§ **REQUIREMENTS**: Lines containing the word "住宅建筑用地" are the ones to copy from the records below.

§ **INFORMATION PROVIDED**:
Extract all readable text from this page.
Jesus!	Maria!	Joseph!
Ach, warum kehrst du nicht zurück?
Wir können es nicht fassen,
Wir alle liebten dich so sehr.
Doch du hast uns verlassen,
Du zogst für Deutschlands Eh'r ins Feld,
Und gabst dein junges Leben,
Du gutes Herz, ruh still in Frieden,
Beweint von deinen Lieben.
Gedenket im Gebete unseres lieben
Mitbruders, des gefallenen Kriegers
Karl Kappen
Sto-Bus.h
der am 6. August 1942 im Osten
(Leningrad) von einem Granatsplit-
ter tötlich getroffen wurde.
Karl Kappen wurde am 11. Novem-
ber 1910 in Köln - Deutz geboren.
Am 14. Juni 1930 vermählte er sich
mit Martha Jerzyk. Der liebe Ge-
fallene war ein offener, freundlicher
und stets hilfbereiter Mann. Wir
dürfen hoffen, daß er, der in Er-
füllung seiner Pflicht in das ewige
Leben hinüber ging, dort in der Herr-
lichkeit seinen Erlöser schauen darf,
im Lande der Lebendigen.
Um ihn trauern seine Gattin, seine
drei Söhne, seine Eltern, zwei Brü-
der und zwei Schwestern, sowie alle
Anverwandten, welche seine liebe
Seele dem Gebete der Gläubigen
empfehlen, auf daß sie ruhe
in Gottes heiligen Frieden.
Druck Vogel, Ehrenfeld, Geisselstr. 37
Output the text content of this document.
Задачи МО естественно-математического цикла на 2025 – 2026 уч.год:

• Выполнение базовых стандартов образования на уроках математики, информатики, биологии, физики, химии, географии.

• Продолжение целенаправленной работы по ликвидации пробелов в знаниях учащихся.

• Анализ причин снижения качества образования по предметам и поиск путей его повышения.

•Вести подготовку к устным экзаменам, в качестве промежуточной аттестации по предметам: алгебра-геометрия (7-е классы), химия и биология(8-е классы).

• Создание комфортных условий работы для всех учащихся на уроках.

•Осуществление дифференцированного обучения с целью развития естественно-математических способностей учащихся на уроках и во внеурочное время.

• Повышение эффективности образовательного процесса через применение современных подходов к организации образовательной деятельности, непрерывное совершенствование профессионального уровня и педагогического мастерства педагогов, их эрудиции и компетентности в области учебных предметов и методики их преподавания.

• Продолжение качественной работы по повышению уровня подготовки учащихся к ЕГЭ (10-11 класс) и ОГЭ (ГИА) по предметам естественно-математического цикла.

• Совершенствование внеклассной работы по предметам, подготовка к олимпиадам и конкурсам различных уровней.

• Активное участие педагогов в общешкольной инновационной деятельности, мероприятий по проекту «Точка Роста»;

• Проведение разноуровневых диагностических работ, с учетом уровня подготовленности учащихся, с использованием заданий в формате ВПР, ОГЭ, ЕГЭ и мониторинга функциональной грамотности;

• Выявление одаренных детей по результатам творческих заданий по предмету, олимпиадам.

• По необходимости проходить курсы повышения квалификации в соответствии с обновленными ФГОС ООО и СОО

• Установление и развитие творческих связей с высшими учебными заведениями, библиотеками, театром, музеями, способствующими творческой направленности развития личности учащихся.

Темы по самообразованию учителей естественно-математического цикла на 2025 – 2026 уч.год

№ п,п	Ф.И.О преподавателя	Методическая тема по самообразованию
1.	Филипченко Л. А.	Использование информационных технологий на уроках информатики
---
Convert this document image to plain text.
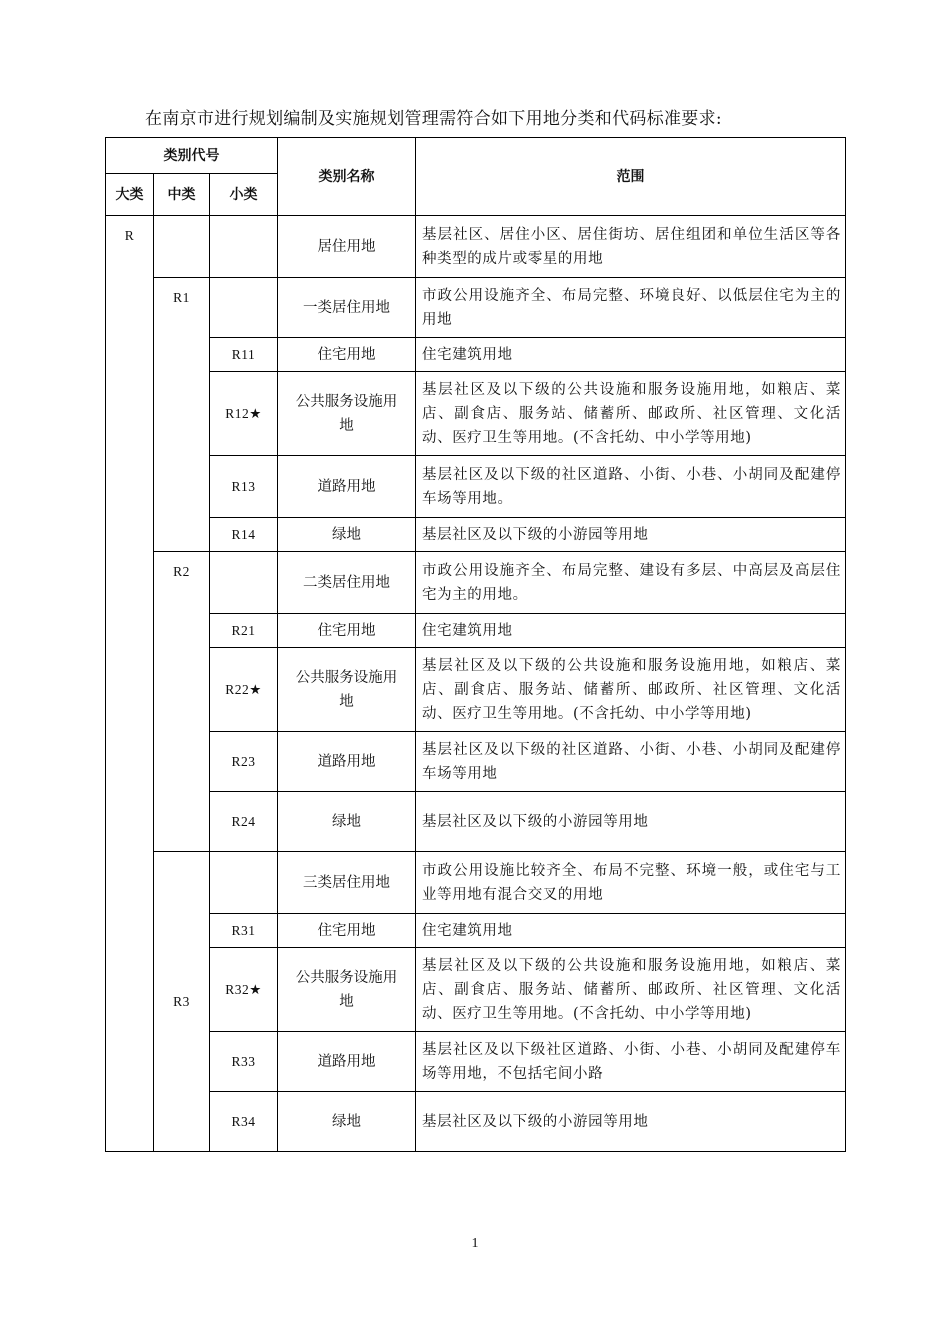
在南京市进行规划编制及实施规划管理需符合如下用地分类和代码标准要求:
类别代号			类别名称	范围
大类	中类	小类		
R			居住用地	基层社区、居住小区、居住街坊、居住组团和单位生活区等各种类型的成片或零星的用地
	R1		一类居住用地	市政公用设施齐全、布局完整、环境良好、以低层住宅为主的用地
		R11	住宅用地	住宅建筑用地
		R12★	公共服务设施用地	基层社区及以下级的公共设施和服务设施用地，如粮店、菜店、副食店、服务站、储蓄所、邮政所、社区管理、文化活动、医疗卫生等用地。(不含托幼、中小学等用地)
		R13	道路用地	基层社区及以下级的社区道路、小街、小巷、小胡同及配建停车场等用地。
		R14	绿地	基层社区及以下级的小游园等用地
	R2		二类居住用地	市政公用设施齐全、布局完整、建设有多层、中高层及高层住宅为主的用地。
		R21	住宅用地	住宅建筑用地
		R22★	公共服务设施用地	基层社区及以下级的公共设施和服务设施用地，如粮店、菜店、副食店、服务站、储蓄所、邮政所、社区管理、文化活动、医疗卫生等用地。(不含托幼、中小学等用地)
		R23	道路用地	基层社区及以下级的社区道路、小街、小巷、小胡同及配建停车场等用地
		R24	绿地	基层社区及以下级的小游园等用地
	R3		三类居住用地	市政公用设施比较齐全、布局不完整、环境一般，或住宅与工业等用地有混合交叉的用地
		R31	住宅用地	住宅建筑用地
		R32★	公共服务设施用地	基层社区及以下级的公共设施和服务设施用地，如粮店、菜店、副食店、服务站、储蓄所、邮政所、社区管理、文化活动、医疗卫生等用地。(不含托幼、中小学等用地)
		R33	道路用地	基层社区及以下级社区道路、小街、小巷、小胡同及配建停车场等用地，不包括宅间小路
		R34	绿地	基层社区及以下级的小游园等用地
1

§ **REPLY TO THE TASK**:
		R11	住宅用地	住宅建筑用地
		R21	住宅用地	住宅建筑用地
		R31	住宅用地	住宅建筑用地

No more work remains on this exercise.